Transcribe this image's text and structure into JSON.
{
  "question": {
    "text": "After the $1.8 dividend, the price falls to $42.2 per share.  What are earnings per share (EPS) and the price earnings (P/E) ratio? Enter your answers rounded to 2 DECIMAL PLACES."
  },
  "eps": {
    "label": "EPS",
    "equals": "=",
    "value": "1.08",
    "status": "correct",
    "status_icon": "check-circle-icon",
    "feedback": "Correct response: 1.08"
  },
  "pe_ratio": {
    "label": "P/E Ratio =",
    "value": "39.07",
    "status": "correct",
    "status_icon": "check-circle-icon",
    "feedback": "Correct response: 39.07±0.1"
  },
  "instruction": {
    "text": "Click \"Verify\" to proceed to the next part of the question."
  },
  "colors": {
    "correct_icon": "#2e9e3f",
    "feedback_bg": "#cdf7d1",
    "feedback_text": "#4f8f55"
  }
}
=======
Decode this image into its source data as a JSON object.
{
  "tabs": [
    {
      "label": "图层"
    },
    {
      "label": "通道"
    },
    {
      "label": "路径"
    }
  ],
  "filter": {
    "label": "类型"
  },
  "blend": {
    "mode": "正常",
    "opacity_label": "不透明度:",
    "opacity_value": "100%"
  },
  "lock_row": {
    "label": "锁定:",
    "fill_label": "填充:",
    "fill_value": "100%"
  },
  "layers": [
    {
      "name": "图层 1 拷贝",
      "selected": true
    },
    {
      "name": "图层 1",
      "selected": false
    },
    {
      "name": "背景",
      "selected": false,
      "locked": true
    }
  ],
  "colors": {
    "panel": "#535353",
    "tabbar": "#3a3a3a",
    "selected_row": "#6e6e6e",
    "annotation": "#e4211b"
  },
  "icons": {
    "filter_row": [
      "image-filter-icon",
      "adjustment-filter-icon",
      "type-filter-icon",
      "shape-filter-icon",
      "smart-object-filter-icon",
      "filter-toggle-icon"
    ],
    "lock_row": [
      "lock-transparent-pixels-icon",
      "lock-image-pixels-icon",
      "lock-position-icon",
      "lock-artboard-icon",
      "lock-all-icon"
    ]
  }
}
=======
• WHAT YOU NEED TO DO: Tally the lines in this data that hold the word "into" and state only the count.

• RESPONSE TO THIS TASK: 2